• _YOUR INSTRUCTIONS_
Print the listing below character for character, leaving nothing out and changing nothing.
================
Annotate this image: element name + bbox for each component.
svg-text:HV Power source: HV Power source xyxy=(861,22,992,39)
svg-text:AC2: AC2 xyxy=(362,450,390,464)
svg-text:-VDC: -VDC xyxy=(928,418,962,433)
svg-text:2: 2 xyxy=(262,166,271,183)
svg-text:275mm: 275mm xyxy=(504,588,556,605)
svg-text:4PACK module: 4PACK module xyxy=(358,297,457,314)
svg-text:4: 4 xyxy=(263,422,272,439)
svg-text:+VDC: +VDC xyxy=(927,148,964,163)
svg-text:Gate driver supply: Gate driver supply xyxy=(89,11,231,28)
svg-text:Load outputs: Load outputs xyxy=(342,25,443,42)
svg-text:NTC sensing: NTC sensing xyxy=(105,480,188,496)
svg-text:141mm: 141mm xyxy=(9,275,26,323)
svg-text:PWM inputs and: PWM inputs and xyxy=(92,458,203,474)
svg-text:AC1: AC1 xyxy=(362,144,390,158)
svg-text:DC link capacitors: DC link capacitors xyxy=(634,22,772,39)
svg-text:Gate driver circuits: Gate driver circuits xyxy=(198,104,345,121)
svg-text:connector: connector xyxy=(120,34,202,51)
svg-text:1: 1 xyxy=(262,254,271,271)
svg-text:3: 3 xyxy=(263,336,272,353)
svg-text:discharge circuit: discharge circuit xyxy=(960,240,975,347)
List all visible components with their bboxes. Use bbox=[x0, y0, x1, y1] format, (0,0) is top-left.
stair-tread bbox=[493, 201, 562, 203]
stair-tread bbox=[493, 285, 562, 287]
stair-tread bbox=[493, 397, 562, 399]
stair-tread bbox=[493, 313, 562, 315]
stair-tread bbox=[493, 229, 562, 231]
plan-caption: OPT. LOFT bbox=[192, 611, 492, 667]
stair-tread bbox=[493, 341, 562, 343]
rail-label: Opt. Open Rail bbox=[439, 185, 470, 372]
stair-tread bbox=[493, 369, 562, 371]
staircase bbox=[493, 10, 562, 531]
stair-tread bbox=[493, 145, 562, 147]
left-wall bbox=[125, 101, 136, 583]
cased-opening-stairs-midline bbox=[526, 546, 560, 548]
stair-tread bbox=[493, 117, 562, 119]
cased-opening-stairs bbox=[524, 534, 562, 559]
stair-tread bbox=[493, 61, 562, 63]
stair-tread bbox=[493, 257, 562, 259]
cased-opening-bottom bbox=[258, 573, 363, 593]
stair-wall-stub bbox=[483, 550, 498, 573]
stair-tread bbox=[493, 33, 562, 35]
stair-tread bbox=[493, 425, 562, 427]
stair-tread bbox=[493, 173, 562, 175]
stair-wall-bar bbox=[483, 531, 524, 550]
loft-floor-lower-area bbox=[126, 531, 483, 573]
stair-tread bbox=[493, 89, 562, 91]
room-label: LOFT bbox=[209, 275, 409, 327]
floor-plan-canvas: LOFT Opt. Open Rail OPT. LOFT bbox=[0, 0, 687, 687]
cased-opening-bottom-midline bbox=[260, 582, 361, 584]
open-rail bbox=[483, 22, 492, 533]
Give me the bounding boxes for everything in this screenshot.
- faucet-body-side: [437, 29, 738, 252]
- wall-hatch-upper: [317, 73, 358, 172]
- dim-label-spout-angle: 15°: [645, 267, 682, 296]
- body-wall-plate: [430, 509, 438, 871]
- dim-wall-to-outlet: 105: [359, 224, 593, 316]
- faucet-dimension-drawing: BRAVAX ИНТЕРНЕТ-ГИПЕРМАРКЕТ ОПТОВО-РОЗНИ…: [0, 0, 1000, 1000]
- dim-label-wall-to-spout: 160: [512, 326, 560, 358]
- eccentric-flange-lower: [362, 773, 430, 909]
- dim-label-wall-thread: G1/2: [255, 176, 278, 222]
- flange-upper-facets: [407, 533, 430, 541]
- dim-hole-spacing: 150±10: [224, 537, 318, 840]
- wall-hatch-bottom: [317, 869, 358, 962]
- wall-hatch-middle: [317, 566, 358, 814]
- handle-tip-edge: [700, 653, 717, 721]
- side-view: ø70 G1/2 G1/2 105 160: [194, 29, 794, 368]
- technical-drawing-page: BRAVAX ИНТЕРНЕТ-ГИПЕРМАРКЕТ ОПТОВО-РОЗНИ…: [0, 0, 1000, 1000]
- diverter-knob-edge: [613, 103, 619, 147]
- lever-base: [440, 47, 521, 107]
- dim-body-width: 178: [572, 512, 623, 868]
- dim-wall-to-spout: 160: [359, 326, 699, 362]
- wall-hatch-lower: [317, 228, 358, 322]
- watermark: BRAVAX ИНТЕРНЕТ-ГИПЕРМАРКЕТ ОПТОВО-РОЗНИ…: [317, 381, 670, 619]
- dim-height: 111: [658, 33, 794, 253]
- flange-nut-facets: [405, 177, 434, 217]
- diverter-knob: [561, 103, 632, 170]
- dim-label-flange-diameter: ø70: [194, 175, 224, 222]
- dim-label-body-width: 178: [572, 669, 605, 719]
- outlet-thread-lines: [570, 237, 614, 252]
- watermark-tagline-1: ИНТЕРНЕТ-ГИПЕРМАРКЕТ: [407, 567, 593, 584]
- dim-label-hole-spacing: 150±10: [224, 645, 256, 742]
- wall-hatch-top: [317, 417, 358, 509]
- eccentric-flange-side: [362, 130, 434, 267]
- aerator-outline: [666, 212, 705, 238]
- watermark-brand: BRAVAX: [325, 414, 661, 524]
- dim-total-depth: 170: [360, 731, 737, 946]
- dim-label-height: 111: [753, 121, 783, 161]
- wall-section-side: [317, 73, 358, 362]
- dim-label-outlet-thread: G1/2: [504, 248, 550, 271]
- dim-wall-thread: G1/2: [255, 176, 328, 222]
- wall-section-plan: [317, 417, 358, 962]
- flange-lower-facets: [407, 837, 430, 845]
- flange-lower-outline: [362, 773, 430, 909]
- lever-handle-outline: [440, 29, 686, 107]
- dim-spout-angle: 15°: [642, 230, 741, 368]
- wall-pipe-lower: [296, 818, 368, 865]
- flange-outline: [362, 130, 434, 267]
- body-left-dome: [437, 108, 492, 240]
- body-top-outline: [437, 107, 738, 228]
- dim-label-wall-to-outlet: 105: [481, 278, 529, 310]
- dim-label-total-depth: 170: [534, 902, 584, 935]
================
• _RIGHT ANSWER_
Annotate this image: element name + bbox for each component.
svg-text:HV Power source: HV Power source xyxy=(861,22,992,39)
svg-text:AC2: AC2 xyxy=(362,450,390,464)
svg-text:-VDC: -VDC xyxy=(928,418,962,433)
svg-text:2: 2 xyxy=(262,166,271,183)
svg-text:275mm: 275mm xyxy=(504,588,556,605)
svg-text:4PACK module: 4PACK module xyxy=(358,297,457,314)
svg-text:4: 4 xyxy=(263,422,272,439)
svg-text:+VDC: +VDC xyxy=(927,148,964,163)
svg-text:Gate driver supply: Gate driver supply xyxy=(89,11,231,28)
svg-text:Load outputs: Load outputs xyxy=(342,25,443,42)
svg-text:NTC sensing: NTC sensing xyxy=(105,480,188,496)
svg-text:141mm: 141mm xyxy=(9,275,26,323)
svg-text:PWM inputs and: PWM inputs and xyxy=(92,458,203,474)
svg-text:AC1: AC1 xyxy=(362,144,390,158)
svg-text:DC link capacitors: DC link capacitors xyxy=(634,22,772,39)
svg-text:Gate driver circuits: Gate driver circuits xyxy=(198,104,345,121)
svg-text:connector: connector xyxy=(120,34,202,51)
svg-text:1: 1 xyxy=(262,254,271,271)
svg-text:3: 3 xyxy=(263,336,272,353)
svg-text:discharge circuit: discharge circuit xyxy=(960,240,975,347)
List all visible components with their bboxes. Use bbox=[x0, y0, x1, y1] format, (0,0) is top-left.
stair-tread bbox=[493, 201, 562, 203]
stair-tread bbox=[493, 285, 562, 287]
stair-tread bbox=[493, 397, 562, 399]
stair-tread bbox=[493, 313, 562, 315]
stair-tread bbox=[493, 229, 562, 231]
plan-caption: OPT. LOFT bbox=[192, 611, 492, 667]
stair-tread bbox=[493, 341, 562, 343]
rail-label: Opt. Open Rail bbox=[439, 185, 470, 372]
stair-tread bbox=[493, 369, 562, 371]
staircase bbox=[493, 10, 562, 531]
stair-tread bbox=[493, 145, 562, 147]
left-wall bbox=[125, 101, 136, 583]
cased-opening-stairs-midline bbox=[526, 546, 560, 548]
stair-tread bbox=[493, 117, 562, 119]
cased-opening-stairs bbox=[524, 534, 562, 559]
stair-tread bbox=[493, 61, 562, 63]
stair-tread bbox=[493, 257, 562, 259]
cased-opening-bottom bbox=[258, 573, 363, 593]
stair-wall-stub bbox=[483, 550, 498, 573]
stair-tread bbox=[493, 33, 562, 35]
stair-tread bbox=[493, 425, 562, 427]
stair-tread bbox=[493, 173, 562, 175]
stair-wall-bar bbox=[483, 531, 524, 550]
loft-floor-lower-area bbox=[126, 531, 483, 573]
stair-tread bbox=[493, 89, 562, 91]
room-label: LOFT bbox=[209, 275, 409, 327]
floor-plan-canvas: LOFT Opt. Open Rail OPT. LOFT bbox=[0, 0, 687, 687]
cased-opening-bottom-midline bbox=[260, 582, 361, 584]
open-rail bbox=[483, 22, 492, 533]
Give me the bounding boxes for everything in this screenshot.
- faucet-body-side: [437, 29, 738, 252]
- wall-hatch-upper: [317, 73, 358, 172]
- dim-label-spout-angle: 15°: [645, 267, 682, 296]
- body-wall-plate: [430, 509, 438, 871]
- dim-wall-to-outlet: 105: [359, 224, 593, 316]
- faucet-dimension-drawing: BRAVAX ИНТЕРНЕТ-ГИПЕРМАРКЕТ ОПТОВО-РОЗНИ…: [0, 0, 1000, 1000]
- dim-label-wall-to-spout: 160: [512, 326, 560, 358]
- eccentric-flange-lower: [362, 773, 430, 909]
- dim-label-wall-thread: G1/2: [255, 176, 278, 222]
- flange-upper-facets: [407, 533, 430, 541]
- dim-hole-spacing: 150±10: [224, 537, 318, 840]
- wall-hatch-bottom: [317, 869, 358, 962]
- wall-hatch-middle: [317, 566, 358, 814]
- handle-tip-edge: [700, 653, 717, 721]
- side-view: ø70 G1/2 G1/2 105 160: [194, 29, 794, 368]
- technical-drawing-page: BRAVAX ИНТЕРНЕТ-ГИПЕРМАРКЕТ ОПТОВО-РОЗНИ…: [0, 0, 1000, 1000]
- diverter-knob-edge: [613, 103, 619, 147]
- lever-base: [440, 47, 521, 107]
- dim-body-width: 178: [572, 512, 623, 868]
- dim-wall-to-spout: 160: [359, 326, 699, 362]
- wall-hatch-lower: [317, 228, 358, 322]
- watermark: BRAVAX ИНТЕРНЕТ-ГИПЕРМАРКЕТ ОПТОВО-РОЗНИ…: [317, 381, 670, 619]
- dim-height: 111: [658, 33, 794, 253]
- flange-nut-facets: [405, 177, 434, 217]
- diverter-knob: [561, 103, 632, 170]
- dim-label-flange-diameter: ø70: [194, 175, 224, 222]
- dim-label-body-width: 178: [572, 669, 605, 719]
- outlet-thread-lines: [570, 237, 614, 252]
- watermark-tagline-1: ИНТЕРНЕТ-ГИПЕРМАРКЕТ: [407, 567, 593, 584]
- dim-label-hole-spacing: 150±10: [224, 645, 256, 742]
- wall-hatch-top: [317, 417, 358, 509]
- eccentric-flange-side: [362, 130, 434, 267]
- aerator-outline: [666, 212, 705, 238]
- watermark-brand: BRAVAX: [325, 414, 661, 524]
- dim-total-depth: 170: [360, 731, 737, 946]
- dim-label-height: 111: [753, 121, 783, 161]
- wall-section-side: [317, 73, 358, 362]
- dim-label-outlet-thread: G1/2: [504, 248, 550, 271]
- dim-wall-thread: G1/2: [255, 176, 328, 222]
- wall-section-plan: [317, 417, 358, 962]
- flange-lower-facets: [407, 837, 430, 845]
- flange-lower-outline: [362, 773, 430, 909]
- lever-handle-outline: [440, 29, 686, 107]
- dim-spout-angle: 15°: [642, 230, 741, 368]
- wall-pipe-lower: [296, 818, 368, 865]
- flange-outline: [362, 130, 434, 267]
- body-left-dome: [437, 108, 492, 240]
- body-top-outline: [437, 107, 738, 228]
- dim-label-wall-to-outlet: 105: [481, 278, 529, 310]
- dim-label-total-depth: 170: [534, 902, 584, 935]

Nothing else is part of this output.